▶ **Do this**:
Pick out each line in these entries that contains the string "Science".

>> START Dataset content

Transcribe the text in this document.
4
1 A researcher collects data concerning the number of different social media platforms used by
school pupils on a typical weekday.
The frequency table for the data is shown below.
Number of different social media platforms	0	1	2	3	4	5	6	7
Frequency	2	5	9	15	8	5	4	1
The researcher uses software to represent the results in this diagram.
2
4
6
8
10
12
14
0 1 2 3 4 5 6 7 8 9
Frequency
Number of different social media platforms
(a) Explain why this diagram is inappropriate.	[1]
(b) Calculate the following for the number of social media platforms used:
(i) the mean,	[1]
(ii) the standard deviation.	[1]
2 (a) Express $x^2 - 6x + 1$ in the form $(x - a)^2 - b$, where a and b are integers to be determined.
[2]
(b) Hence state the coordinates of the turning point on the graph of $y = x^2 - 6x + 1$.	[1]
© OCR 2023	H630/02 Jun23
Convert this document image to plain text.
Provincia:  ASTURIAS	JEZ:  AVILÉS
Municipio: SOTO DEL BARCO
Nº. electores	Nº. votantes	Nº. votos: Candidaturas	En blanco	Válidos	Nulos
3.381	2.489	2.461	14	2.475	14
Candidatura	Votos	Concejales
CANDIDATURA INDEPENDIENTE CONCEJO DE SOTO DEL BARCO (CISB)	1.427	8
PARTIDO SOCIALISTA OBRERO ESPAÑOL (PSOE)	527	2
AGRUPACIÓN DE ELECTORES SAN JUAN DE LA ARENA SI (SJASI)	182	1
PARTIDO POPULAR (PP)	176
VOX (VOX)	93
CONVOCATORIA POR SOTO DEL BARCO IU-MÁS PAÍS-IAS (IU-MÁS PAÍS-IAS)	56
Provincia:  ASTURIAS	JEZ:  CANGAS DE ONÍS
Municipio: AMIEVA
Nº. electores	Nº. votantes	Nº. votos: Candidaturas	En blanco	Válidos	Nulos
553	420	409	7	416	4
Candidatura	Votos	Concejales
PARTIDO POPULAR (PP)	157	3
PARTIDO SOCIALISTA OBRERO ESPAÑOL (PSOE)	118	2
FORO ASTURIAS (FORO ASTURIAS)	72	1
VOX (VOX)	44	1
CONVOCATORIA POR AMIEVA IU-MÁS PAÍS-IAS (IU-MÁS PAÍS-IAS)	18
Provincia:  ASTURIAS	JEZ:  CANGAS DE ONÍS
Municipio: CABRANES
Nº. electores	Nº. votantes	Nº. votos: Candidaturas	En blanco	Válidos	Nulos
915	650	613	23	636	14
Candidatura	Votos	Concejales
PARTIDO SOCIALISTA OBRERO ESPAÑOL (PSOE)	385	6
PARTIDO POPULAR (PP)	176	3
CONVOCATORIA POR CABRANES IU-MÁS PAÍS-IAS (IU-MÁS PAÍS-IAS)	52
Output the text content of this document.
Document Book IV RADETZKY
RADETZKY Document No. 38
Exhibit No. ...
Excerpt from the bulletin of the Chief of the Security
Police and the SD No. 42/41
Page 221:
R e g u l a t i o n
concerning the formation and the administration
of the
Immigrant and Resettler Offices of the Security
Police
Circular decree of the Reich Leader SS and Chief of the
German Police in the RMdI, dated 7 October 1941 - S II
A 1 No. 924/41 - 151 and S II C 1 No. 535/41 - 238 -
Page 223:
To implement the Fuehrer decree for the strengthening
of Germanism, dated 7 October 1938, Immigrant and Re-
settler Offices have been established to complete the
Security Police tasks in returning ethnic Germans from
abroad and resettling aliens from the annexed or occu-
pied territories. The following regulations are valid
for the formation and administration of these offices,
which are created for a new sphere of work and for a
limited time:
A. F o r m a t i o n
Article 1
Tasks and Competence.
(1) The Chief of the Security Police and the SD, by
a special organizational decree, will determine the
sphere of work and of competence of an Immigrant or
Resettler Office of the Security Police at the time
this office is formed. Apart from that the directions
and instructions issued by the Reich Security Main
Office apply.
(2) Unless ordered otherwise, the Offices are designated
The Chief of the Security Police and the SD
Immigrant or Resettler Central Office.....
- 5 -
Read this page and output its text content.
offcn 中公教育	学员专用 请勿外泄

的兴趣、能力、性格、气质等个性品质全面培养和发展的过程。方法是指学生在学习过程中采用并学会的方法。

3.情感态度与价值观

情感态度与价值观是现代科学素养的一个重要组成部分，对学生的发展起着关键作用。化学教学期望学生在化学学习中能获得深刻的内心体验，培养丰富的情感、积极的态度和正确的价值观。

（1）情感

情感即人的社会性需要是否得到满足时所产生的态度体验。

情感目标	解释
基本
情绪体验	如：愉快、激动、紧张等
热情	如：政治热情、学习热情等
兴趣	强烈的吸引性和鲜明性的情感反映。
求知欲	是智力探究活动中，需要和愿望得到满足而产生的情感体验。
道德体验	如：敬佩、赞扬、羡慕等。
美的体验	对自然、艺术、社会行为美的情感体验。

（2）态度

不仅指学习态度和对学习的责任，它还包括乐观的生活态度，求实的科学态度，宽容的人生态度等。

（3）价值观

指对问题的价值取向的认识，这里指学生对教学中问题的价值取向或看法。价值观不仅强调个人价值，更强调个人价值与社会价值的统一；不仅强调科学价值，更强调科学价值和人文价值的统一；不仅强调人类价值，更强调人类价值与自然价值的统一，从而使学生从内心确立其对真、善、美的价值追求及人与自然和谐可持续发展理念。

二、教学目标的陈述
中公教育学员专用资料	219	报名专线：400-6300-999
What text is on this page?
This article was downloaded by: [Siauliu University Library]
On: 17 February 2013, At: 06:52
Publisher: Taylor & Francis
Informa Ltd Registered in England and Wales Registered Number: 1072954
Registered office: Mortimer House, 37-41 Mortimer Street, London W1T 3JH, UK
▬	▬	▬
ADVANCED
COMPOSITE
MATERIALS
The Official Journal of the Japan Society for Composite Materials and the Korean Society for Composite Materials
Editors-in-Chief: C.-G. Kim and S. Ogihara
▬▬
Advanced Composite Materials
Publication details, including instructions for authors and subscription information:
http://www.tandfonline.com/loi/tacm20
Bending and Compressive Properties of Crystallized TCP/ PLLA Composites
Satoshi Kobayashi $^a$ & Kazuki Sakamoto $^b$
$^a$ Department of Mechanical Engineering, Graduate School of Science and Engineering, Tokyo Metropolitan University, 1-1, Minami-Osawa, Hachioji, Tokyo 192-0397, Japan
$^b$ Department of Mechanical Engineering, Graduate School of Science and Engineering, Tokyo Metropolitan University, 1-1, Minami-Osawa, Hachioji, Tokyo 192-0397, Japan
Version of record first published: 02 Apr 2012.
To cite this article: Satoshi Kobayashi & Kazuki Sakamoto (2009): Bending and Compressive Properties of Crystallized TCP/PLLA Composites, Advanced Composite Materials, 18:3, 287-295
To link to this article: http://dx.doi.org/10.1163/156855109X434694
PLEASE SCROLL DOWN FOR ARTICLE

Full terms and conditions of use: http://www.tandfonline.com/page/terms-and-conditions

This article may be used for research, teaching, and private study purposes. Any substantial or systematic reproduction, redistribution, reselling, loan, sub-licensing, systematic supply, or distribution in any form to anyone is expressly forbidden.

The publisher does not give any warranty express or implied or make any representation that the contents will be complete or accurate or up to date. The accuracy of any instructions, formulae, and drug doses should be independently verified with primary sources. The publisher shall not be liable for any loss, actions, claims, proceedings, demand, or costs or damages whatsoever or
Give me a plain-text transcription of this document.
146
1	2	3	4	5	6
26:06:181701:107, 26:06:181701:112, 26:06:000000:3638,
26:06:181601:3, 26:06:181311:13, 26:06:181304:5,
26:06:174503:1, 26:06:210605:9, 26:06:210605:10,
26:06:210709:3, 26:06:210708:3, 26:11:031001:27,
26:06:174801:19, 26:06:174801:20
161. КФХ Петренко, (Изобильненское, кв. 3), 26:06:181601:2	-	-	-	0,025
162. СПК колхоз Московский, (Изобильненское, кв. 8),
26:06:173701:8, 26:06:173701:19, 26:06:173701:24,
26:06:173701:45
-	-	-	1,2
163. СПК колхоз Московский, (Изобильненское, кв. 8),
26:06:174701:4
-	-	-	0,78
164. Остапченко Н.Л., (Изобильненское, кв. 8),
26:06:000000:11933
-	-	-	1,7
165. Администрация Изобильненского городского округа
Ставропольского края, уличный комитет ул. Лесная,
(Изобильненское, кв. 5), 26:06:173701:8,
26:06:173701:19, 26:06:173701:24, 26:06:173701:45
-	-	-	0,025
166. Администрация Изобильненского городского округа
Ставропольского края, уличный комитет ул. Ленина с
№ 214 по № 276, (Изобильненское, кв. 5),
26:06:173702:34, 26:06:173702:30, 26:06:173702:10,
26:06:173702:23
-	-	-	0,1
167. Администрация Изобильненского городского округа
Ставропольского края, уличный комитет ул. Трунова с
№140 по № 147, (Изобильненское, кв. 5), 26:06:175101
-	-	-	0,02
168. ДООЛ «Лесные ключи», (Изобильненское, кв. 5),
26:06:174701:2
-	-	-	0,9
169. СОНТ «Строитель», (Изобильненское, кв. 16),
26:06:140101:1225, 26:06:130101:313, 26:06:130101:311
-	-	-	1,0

>> END Dataset content

▶ **Output for this task**:
$^a$ Department of Mechanical Engineering, Graduate School of Science and Engineering, Tokyo Metropolitan University, 1-1, Minami-Osawa, Hachioji, Tokyo 192-0397, Japan
$^b$ Department of Mechanical Engineering, Graduate School of Science and Engineering, Tokyo Metropolitan University, 1-1, Minami-Osawa, Hachioji, Tokyo 192-0397, Japan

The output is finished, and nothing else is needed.